>>>>>

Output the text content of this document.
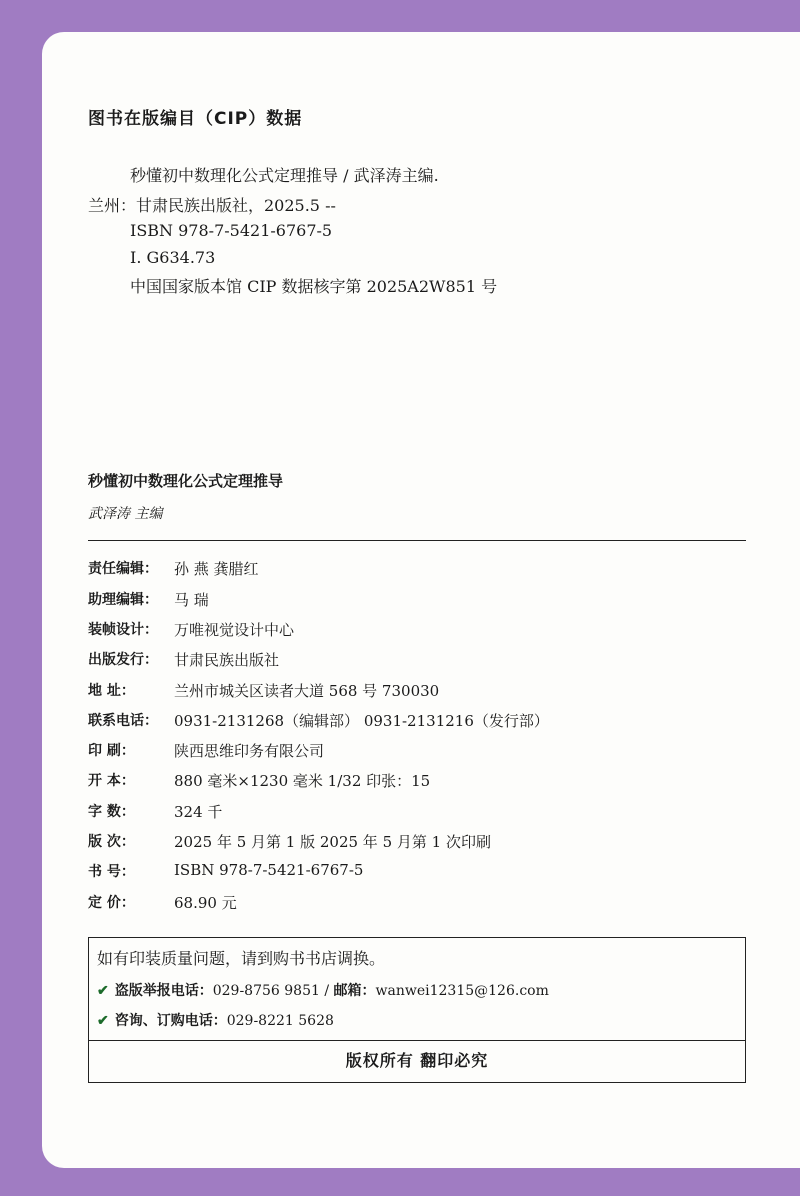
图书在版编目（CIP）数据
秒懂初中数理化公式定理推导 / 武泽涛主编.
兰州：甘肃民族出版社，2025.5 --
ISBN 978-7-5421-6767-5
Ⅰ. G634.73
中国国家版本馆 CIP 数据核字第 2025A2W851 号
秒懂初中数理化公式定理推导
武泽涛 主编
责任编辑： 孙 燕 龚腊红
助理编辑： 马 瑞
装帧设计： 万唯视觉设计中心
出版发行： 甘肃民族出版社
地 址：	兰州市城关区读者大道 568 号 730030
联系电话： 0931-2131268（编辑部） 0931-2131216（发行部）
印 刷：	陕西思维印务有限公司
开 本：	880 毫米×1230 毫米 1/32 印张：15
字 数：	324 千
版 次：	2025 年 5 月第 1 版 2025 年 5 月第 1 次印刷
书 号：	ISBN 978-7-5421-6767-5
定 价：	68.90 元
如有印装质量问题，请到购书书店调换。
✔ 盗版举报电话：029-8756 9851 / 邮箱：wanwei12315@126.com
✔ 咨询、订购电话：029-8221 5628
版权所有 翻印必究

<<<<<

• _EXERCISE_:
Please repeat the entries exactly. Do not include the pictures.

• _RESPONSE FOR THIS EXERCISE_:
Output the text content of this document.
图书在版编目（CIP）数据
秒懂初中数理化公式定理推导 / 武泽涛主编.
兰州：甘肃民族出版社，2025.5 --
ISBN 978-7-5421-6767-5
Ⅰ. G634.73
中国国家版本馆 CIP 数据核字第 2025A2W851 号
秒懂初中数理化公式定理推导
武泽涛 主编
责任编辑： 孙 燕 龚腊红
助理编辑： 马 瑞
装帧设计： 万唯视觉设计中心
出版发行： 甘肃民族出版社
地 址：	兰州市城关区读者大道 568 号 730030
联系电话： 0931-2131268（编辑部） 0931-2131216（发行部）
印 刷：	陕西思维印务有限公司
开 本：	880 毫米×1230 毫米 1/32 印张：15
字 数：	324 千
版 次：	2025 年 5 月第 1 版 2025 年 5 月第 1 次印刷
书 号：	ISBN 978-7-5421-6767-5
定 价：	68.90 元
如有印装质量问题，请到购书书店调换。
✔ 盗版举报电话：029-8756 9851 / 邮箱：wanwei12315@126.com
✔ 咨询、订购电话：029-8221 5628
版权所有 翻印必究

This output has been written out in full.